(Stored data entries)

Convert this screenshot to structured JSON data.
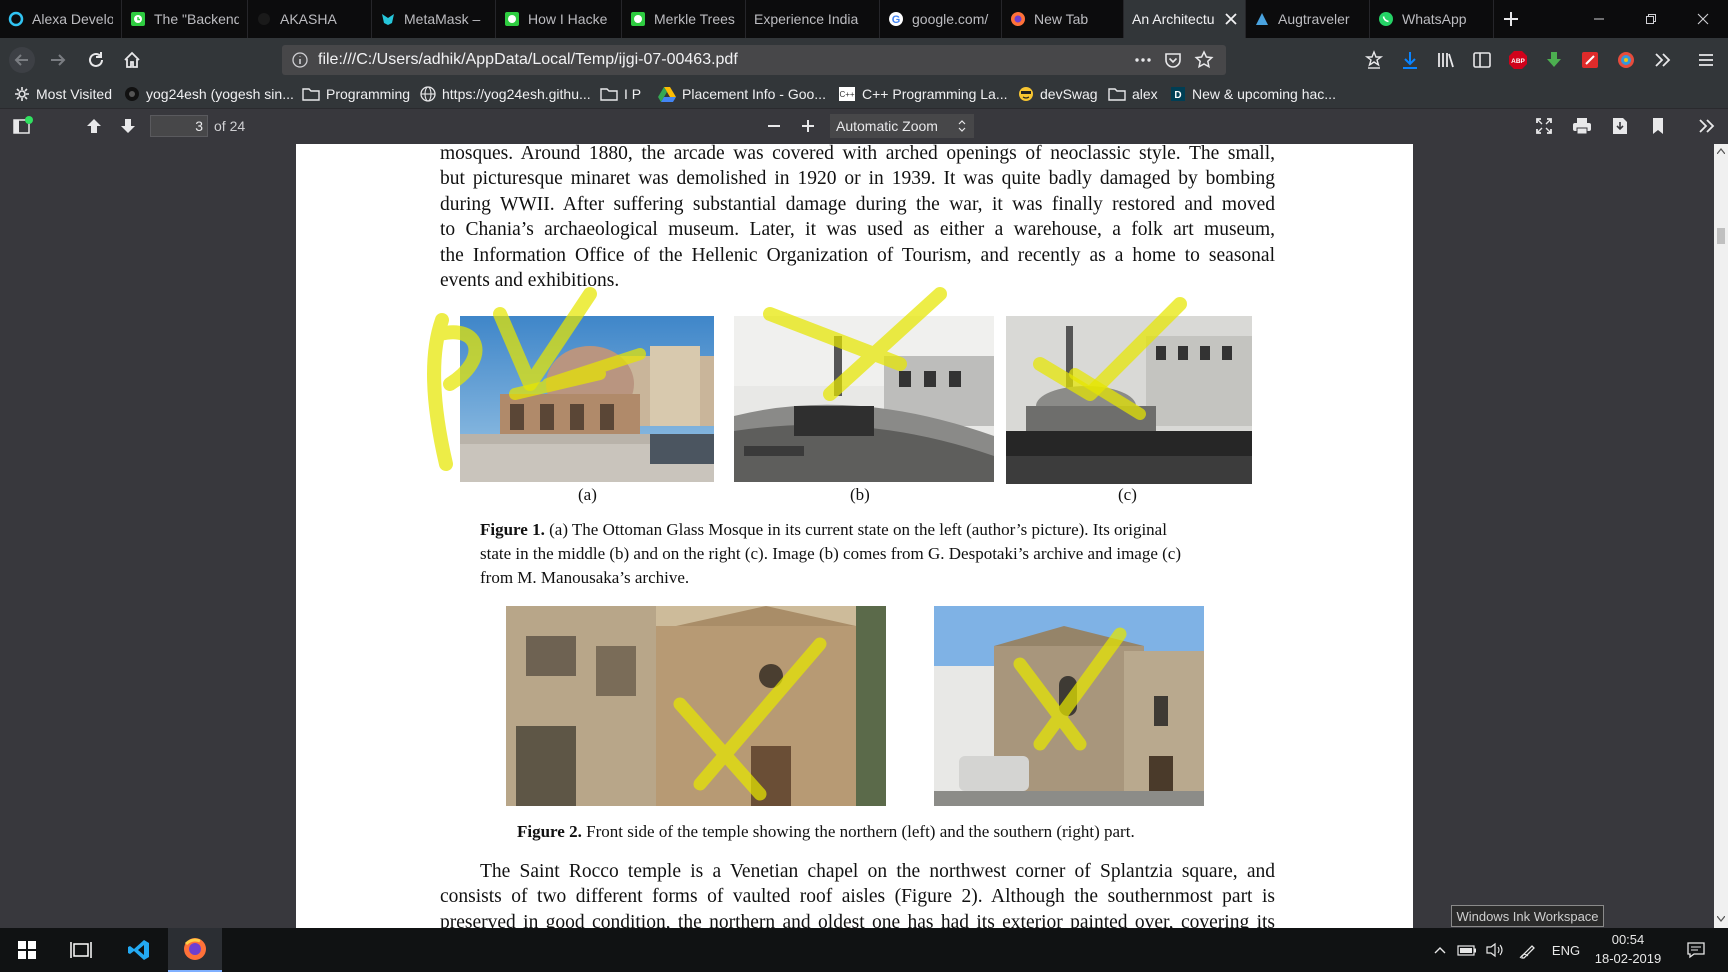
{
  "tabs": [
    {
      "title": "Alexa Develo",
      "icon": "alexa-icon",
      "active": false
    },
    {
      "title": "The \"Backend",
      "icon": "green-clock-icon",
      "active": false
    },
    {
      "title": "AKASHA",
      "icon": "akasha-icon",
      "active": false
    },
    {
      "title": "MetaMask –",
      "icon": "metamask-icon",
      "active": false
    },
    {
      "title": "How I Hacke",
      "icon": "green-clock-icon",
      "active": false
    },
    {
      "title": "Merkle Trees",
      "icon": "green-clock-icon",
      "active": false
    },
    {
      "title": "Experience India",
      "icon": "",
      "active": false
    },
    {
      "title": "google.com/",
      "icon": "google-icon",
      "active": false
    },
    {
      "title": "New Tab",
      "icon": "firefox-icon",
      "active": false
    },
    {
      "title": "An Architectu",
      "icon": "",
      "active": true
    },
    {
      "title": "Augtraveler",
      "icon": "augtraveler-icon",
      "active": false
    },
    {
      "title": "WhatsApp",
      "icon": "whatsapp-icon",
      "active": false
    }
  ],
  "url": "file:///C:/Users/adhik/AppData/Local/Temp/ijgi-07-00463.pdf",
  "bookmarks": [
    {
      "label": "Most Visited",
      "icon": "gear-icon"
    },
    {
      "label": "yog24esh (yogesh sin...",
      "icon": "github-icon"
    },
    {
      "label": "Programming",
      "icon": "folder-icon"
    },
    {
      "label": "https://yog24esh.githu...",
      "icon": "globe-icon"
    },
    {
      "label": "I P",
      "icon": "folder-icon"
    },
    {
      "label": "Placement Info - Goo...",
      "icon": "drive-icon"
    },
    {
      "label": "C++ Programming La...",
      "icon": "cpp-icon"
    },
    {
      "label": "devSwag",
      "icon": "emoji-icon"
    },
    {
      "label": "alex",
      "icon": "folder-icon"
    },
    {
      "label": "New & upcoming hac...",
      "icon": "devpost-icon"
    }
  ],
  "pdf": {
    "page_number": "3",
    "page_count": "of 24",
    "zoom": "Automatic Zoom"
  },
  "document": {
    "top_paragraph": [
      "mosques. Around 1880, the arcade was covered with arched openings of neoclassic style. The small,",
      "but picturesque minaret was demolished in 1920 or in 1939. It was quite badly damaged by bombing",
      "during WWII. After suffering substantial damage during the war, it was finally restored and moved",
      "to Chania’s archaeological museum.  Later, it was used as either a warehouse, a folk art museum,",
      "the Information Office of the Hellenic Organization of Tourism, and recently as a home to seasonal",
      "events and exhibitions."
    ],
    "fig1_labels": [
      "(a)",
      "(b)",
      "(c)"
    ],
    "fig1_caption_bold": "Figure 1.",
    "fig1_caption_lines": [
      "(a) The Ottoman Glass Mosque in its current state on the left (author’s picture). Its original",
      "state in the middle (b) and on the right (c). Image (b) comes from G. Despotaki’s archive and image (c)",
      "from M. Manousaka’s archive."
    ],
    "fig2_caption_bold": "Figure 2.",
    "fig2_caption": "Front side of the temple showing the northern (left) and the southern (right) part.",
    "bottom_paragraph": [
      "The Saint Rocco temple is a Venetian chapel on the northwest corner of Splantzia square, and",
      "consists of two different forms of vaulted roof aisles (Figure 2).  Although the southernmost part is",
      "preserved in good condition, the northern and oldest one has had its exterior painted over, covering its"
    ]
  },
  "ink_workspace_label": "Windows Ink Workspace",
  "taskbar": {
    "language": "ENG",
    "time": "00:54",
    "date": "18-02-2019"
  },
  "colors": {
    "accent_blue": "#0a84ff",
    "highlight_yellow": "#e6e600",
    "abp_red": "#d0021b"
  }
}
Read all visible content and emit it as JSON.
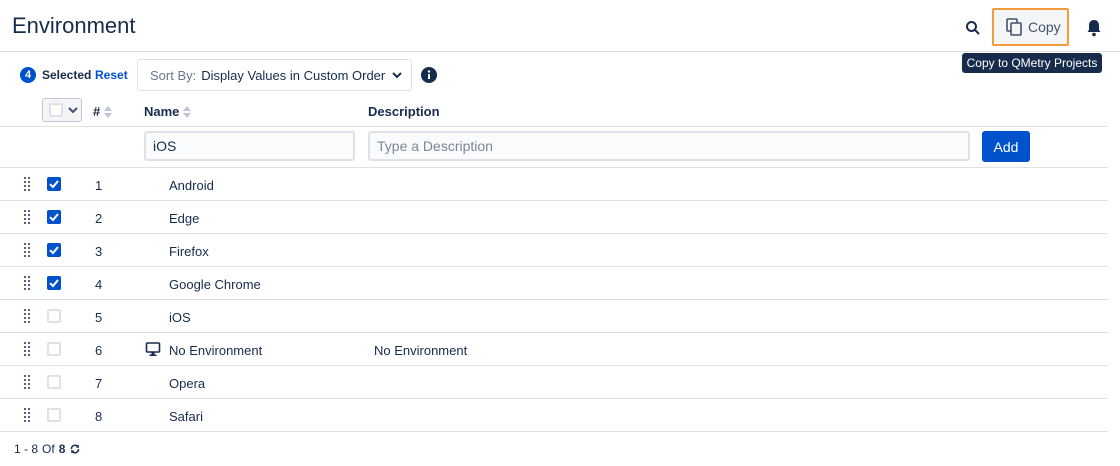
{
  "header": {
    "title": "Environment",
    "copy_label": "Copy",
    "tooltip": "Copy to QMetry Projects",
    "icons": {
      "search": "search-icon",
      "copy": "copy-icon",
      "bell": "bell-icon"
    },
    "highlight_color": "#f29b3a"
  },
  "toolbar": {
    "selected_count": "4",
    "selected_label": "Selected",
    "reset_label": "Reset",
    "sort_prefix": "Sort By:",
    "sort_value": "Display Values in Custom Order"
  },
  "columns": {
    "number": "#",
    "name": "Name",
    "description": "Description"
  },
  "filter": {
    "name_value": "iOS",
    "description_placeholder": "Type a Description",
    "add_label": "Add"
  },
  "rows": [
    {
      "num": "1",
      "name": "Android",
      "description": "",
      "checked": true,
      "icon": ""
    },
    {
      "num": "2",
      "name": "Edge",
      "description": "",
      "checked": true,
      "icon": ""
    },
    {
      "num": "3",
      "name": "Firefox",
      "description": "",
      "checked": true,
      "icon": ""
    },
    {
      "num": "4",
      "name": "Google Chrome",
      "description": "",
      "checked": true,
      "icon": ""
    },
    {
      "num": "5",
      "name": "iOS",
      "description": "",
      "checked": false,
      "icon": ""
    },
    {
      "num": "6",
      "name": "No Environment",
      "description": "No Environment",
      "checked": false,
      "icon": "monitor-icon"
    },
    {
      "num": "7",
      "name": "Opera",
      "description": "",
      "checked": false,
      "icon": ""
    },
    {
      "num": "8",
      "name": "Safari",
      "description": "",
      "checked": false,
      "icon": ""
    }
  ],
  "footer": {
    "range": "1 - 8",
    "of_label": "Of",
    "total": "8"
  },
  "colors": {
    "primary": "#0052cc",
    "text": "#172b4d",
    "border": "#dfe1e6"
  }
}
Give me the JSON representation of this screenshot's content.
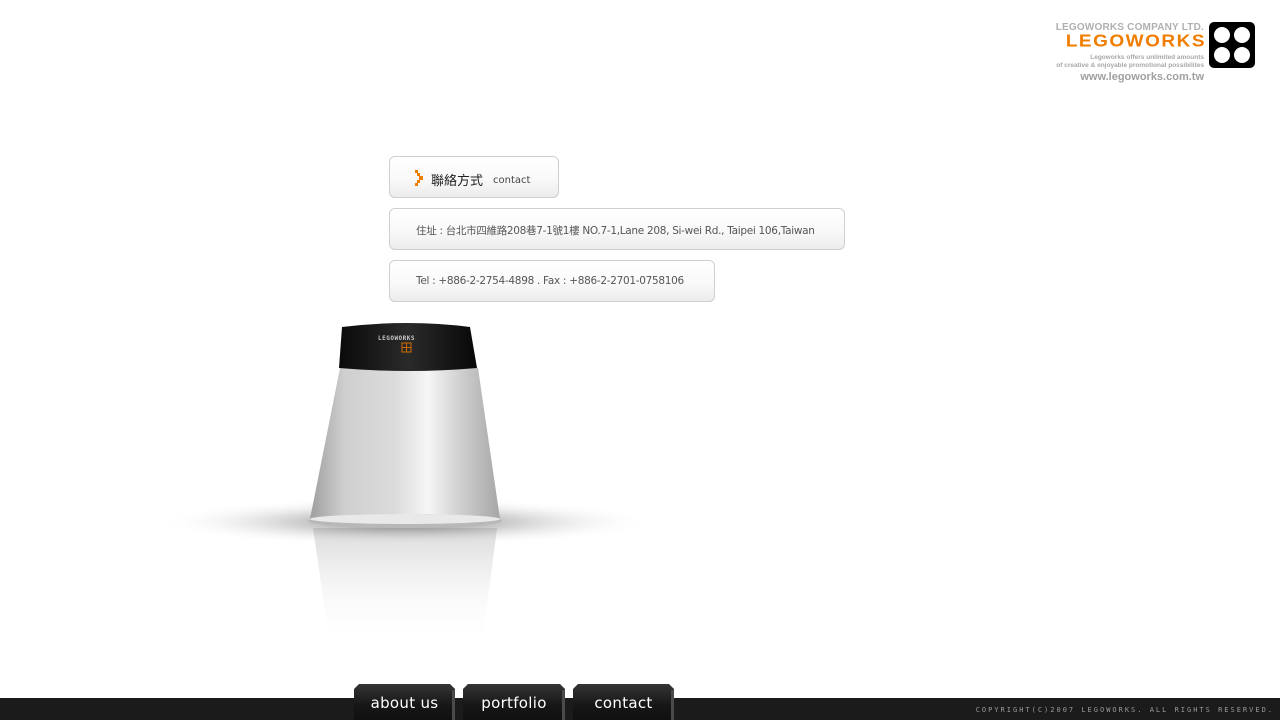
{
  "logo": {
    "company": "LEGOWORKS COMPANY LTD.",
    "wordmark": "LEGOWORKS",
    "tagline_1": "Legoworks offers unlimited amounts",
    "tagline_2": "of creative & enjoyable promotional possibilites",
    "url": "www.legoworks.com.tw"
  },
  "contact": {
    "title_zh": "聯絡方式",
    "title_en": "contact",
    "address": "住址 : 台北市四維路208巷7-1號1樓 NO.7-1,Lane 208, Si-wei Rd., Taipei 106,Taiwan",
    "phone_fax": "Tel : +886-2-2754-4898  .  Fax : +886-2-2701-0758106"
  },
  "product": {
    "label": "LEGOWORKS"
  },
  "nav": {
    "about": "about us",
    "portfolio": "portfolio",
    "contact": "contact"
  },
  "footer": {
    "copyright": "COPYRIGHT(C)2007 LEGOWORKS. ALL RIGHTS RESERVED."
  },
  "colors": {
    "accent": "#f07d00",
    "footer": "#1b1b1b",
    "tab": "#161616"
  }
}
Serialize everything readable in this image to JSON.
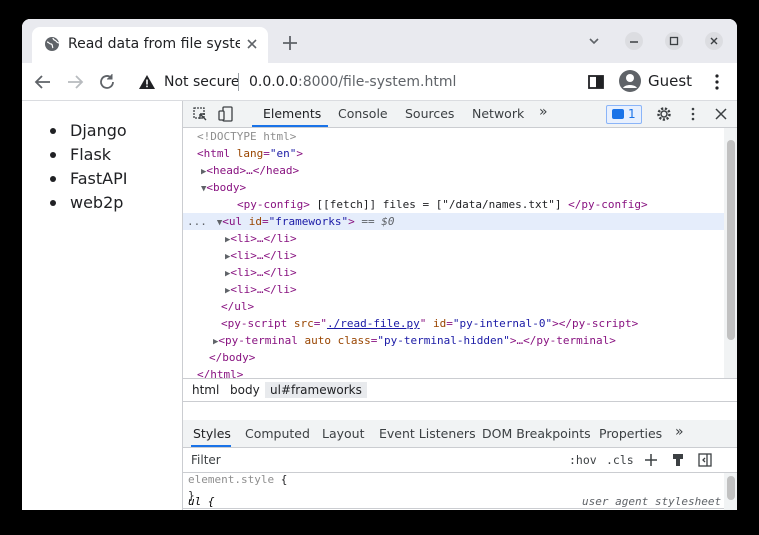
{
  "tab": {
    "title": "Read data from file system"
  },
  "toolbar": {
    "security": "Not secure",
    "url_host": "0.0.0.0",
    "url_rest": ":8000/file-system.html",
    "profile": "Guest"
  },
  "page": {
    "items": [
      "Django",
      "Flask",
      "FastAPI",
      "web2p"
    ]
  },
  "devtools": {
    "tabs": [
      "Elements",
      "Console",
      "Sources",
      "Network",
      "»"
    ],
    "message_count": "1",
    "dom": {
      "doctype": "<!DOCTYPE html>",
      "html_open_tag": "<html",
      "html_lang_attr": "lang",
      "html_lang_val": "\"en\"",
      "head": "<head>…</head>",
      "body_open": "<body>",
      "pyconfig_open": "<py-config>",
      "pyconfig_text": " [[fetch]] files = [\"/data/names.txt\"] ",
      "pyconfig_close": "</py-config>",
      "ul_open": "<ul",
      "ul_id_attr": "id",
      "ul_id_val": "\"frameworks\"",
      "ul_suffix": "== $0",
      "li": "<li>…</li>",
      "ul_close": "</ul>",
      "pyscript_open": "<py-script",
      "src_attr": "src",
      "src_val": "./read-file.py",
      "id_attr": "id",
      "id_val": "\"py-internal-0\"",
      "pyscript_close": "></py-script>",
      "pyterm_open": "<py-terminal",
      "pyterm_auto": "auto",
      "class_attr": "class",
      "class_val": "\"py-terminal-hidden\"",
      "pyterm_close": ">…</py-terminal>",
      "body_close": "</body>",
      "html_close": "</html>",
      "ellipsis": "..."
    },
    "breadcrumbs": [
      "html",
      "body",
      "ul#frameworks"
    ],
    "style_tabs": [
      "Styles",
      "Computed",
      "Layout",
      "Event Listeners",
      "DOM Breakpoints",
      "Properties",
      "»"
    ],
    "filter_placeholder": "Filter",
    "hov": ":hov",
    "cls": ".cls",
    "rule1_selector": "element.style",
    "rule1_open": " {",
    "rule1_close": "}",
    "rule2_selector": "ul {",
    "rule2_source": "user agent stylesheet"
  },
  "colors": {
    "accent": "#1a73e8",
    "tabstrip": "#e9eaef",
    "selection": "#e5edfb"
  },
  "icons": [
    "globe-icon",
    "close-icon",
    "plus-icon",
    "chevron-down-icon",
    "minimize-icon",
    "maximize-icon",
    "close-window-icon",
    "back-icon",
    "forward-icon",
    "reload-icon",
    "warning-icon",
    "sidepanel-icon",
    "avatar-icon",
    "kebab-menu-icon",
    "inspect-icon",
    "device-toggle-icon",
    "gear-icon",
    "new-style-rule-icon",
    "toggle-sidebar-icon"
  ]
}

What needs to be done: Copy each line of the preceding data that contains the string "system".

The output:
    "title": "Read data from file system"
    "url_rest": ":8000/file-system.html",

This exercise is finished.